● **WRITTEN PROBLEM**
Scan the data below for the string "name". Copy every line where it appears.
# # # #
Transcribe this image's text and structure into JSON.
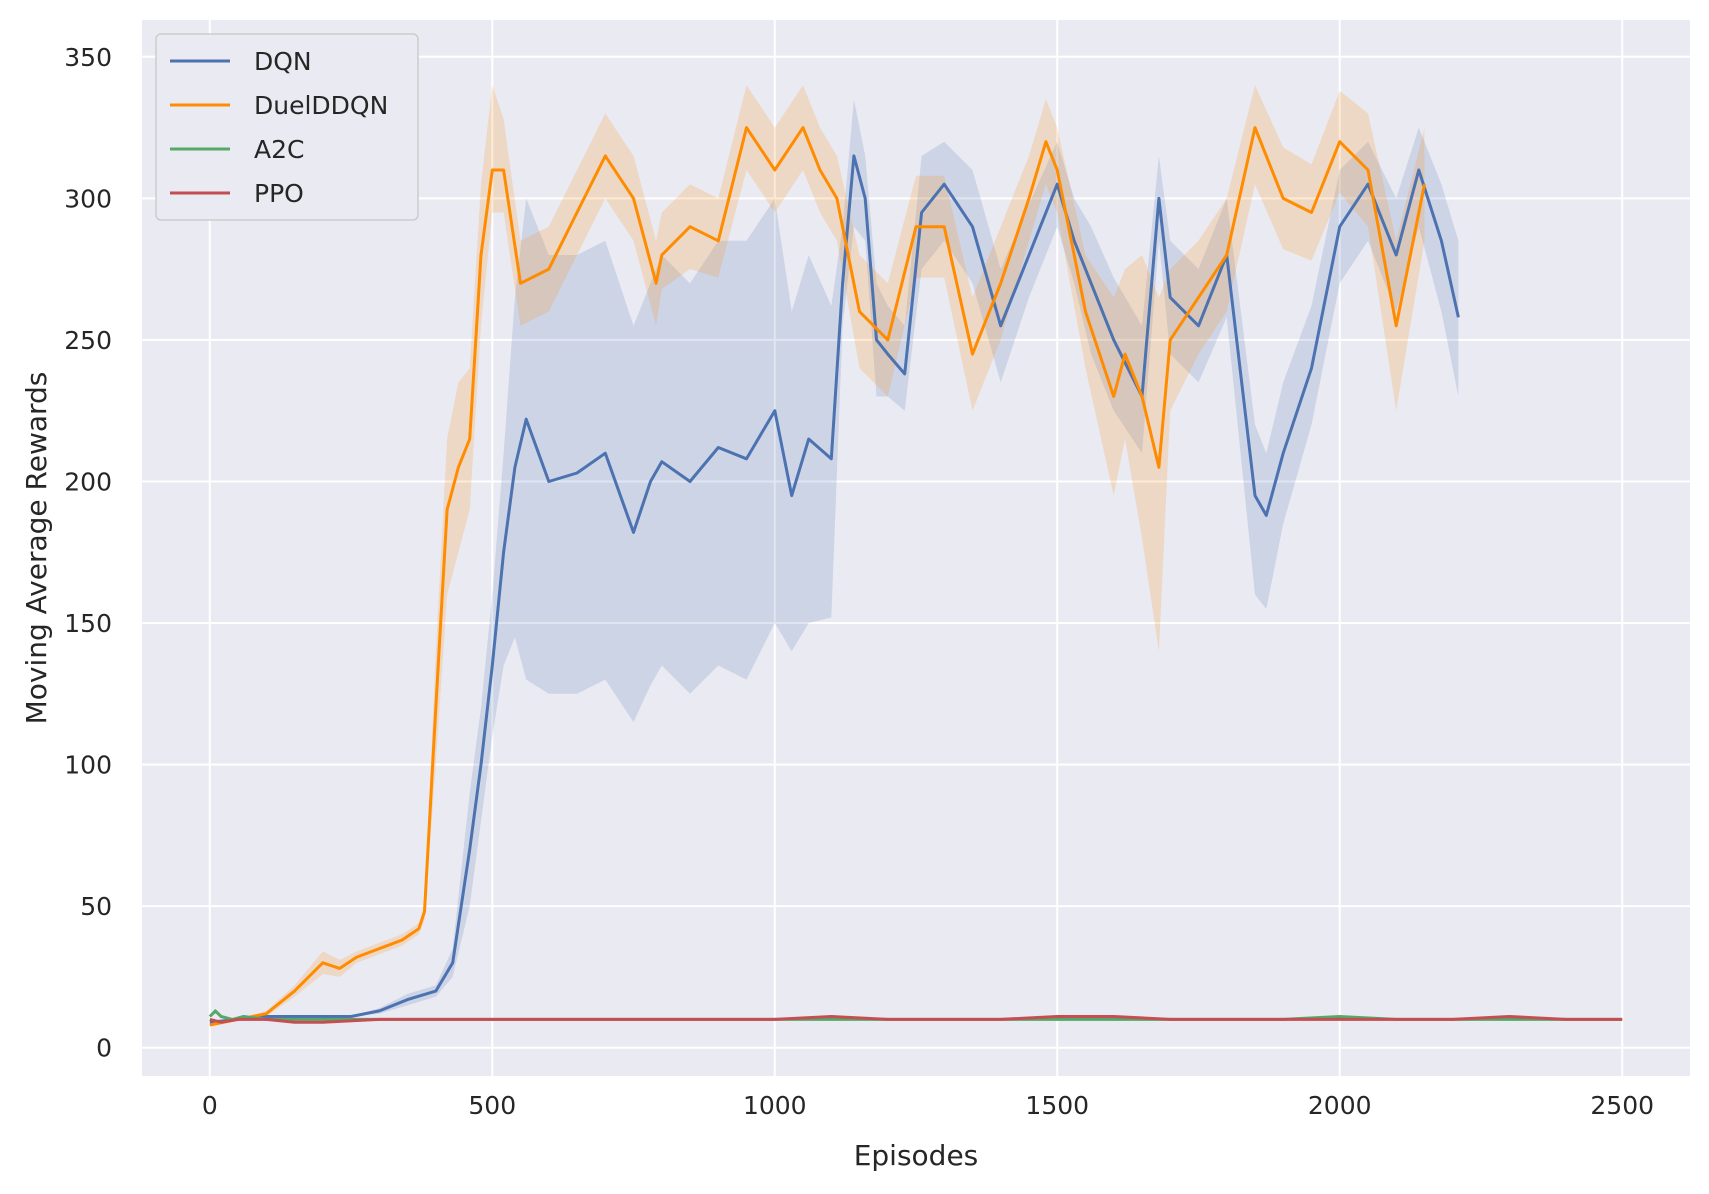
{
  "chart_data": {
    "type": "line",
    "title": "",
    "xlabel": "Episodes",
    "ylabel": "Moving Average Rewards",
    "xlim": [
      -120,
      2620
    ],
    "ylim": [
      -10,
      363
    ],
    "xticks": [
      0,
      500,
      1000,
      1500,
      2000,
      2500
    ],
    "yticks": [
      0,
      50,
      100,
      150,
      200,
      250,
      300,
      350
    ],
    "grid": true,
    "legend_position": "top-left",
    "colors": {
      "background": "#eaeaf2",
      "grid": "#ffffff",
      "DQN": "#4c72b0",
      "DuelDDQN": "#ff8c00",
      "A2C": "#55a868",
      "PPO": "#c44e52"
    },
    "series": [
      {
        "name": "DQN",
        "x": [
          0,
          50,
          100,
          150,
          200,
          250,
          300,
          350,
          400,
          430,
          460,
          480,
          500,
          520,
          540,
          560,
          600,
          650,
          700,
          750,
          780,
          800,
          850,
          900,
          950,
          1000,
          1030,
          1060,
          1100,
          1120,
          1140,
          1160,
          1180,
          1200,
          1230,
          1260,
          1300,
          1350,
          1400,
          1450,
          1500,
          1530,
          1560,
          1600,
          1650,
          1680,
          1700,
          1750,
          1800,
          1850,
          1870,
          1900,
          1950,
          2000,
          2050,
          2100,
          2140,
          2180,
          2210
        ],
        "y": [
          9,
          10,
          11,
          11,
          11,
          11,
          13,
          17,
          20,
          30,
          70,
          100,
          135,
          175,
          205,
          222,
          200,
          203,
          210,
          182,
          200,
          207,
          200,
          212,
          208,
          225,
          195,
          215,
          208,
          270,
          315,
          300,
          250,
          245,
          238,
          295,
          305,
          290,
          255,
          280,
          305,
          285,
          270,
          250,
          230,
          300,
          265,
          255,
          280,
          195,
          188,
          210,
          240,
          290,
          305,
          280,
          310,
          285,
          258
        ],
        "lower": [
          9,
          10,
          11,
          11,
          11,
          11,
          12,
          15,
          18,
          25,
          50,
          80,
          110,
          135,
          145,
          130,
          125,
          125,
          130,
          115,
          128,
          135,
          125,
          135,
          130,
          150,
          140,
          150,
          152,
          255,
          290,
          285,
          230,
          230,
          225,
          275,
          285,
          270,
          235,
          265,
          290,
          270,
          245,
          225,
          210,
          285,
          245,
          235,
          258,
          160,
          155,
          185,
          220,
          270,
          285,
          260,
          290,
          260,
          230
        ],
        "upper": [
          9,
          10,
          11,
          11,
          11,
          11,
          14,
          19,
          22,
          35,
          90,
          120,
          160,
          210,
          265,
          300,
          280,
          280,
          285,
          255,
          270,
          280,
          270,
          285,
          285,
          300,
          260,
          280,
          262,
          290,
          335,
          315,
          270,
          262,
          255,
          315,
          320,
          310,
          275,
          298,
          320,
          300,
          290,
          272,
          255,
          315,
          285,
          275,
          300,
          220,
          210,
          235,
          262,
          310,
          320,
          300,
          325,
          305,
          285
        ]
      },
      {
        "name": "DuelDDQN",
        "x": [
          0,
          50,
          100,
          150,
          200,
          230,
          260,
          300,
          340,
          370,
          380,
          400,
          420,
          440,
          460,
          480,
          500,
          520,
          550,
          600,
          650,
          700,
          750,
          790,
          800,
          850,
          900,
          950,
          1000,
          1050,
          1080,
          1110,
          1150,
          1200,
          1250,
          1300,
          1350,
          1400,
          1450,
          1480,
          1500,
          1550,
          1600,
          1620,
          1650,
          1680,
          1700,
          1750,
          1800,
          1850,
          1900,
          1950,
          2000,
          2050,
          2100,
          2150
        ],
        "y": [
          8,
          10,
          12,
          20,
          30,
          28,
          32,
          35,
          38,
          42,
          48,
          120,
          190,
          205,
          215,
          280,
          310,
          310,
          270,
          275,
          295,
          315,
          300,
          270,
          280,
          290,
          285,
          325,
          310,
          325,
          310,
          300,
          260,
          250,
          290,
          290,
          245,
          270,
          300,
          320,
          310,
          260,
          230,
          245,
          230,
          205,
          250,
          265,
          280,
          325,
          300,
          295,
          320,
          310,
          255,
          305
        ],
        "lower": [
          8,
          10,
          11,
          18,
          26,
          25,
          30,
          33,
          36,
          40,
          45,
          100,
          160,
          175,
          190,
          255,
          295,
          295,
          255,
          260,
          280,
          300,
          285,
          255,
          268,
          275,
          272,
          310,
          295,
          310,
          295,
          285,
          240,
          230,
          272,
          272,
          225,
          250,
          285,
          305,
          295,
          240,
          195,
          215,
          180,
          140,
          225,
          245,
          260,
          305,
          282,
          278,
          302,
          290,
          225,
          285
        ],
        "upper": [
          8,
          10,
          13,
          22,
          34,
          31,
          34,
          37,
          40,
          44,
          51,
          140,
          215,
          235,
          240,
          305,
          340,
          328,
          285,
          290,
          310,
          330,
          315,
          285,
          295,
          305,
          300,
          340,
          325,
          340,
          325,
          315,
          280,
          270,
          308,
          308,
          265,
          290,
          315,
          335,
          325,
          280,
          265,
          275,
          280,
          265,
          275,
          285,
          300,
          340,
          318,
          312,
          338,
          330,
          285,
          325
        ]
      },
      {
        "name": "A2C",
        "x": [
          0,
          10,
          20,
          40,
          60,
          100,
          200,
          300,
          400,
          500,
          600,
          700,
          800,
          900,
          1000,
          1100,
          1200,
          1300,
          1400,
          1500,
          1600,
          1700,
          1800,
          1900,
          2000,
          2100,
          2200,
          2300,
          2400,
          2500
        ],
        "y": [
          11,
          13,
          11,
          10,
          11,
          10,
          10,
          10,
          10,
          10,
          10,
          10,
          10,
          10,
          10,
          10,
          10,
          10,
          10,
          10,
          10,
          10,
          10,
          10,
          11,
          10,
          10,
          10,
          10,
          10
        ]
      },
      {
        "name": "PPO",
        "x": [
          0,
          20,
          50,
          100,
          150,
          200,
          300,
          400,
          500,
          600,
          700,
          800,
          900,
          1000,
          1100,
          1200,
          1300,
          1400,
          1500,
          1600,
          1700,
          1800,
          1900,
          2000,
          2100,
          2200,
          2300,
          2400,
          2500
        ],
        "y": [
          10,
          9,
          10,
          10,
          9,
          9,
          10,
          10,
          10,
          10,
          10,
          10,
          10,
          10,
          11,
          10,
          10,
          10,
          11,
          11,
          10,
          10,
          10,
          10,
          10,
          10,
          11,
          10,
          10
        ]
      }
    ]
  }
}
# # # #
● **SOLUTION TO THIS EXERCISE**
        "name": "DQN",
        "name": "DuelDDQN",
        "name": "A2C",
        "name": "PPO",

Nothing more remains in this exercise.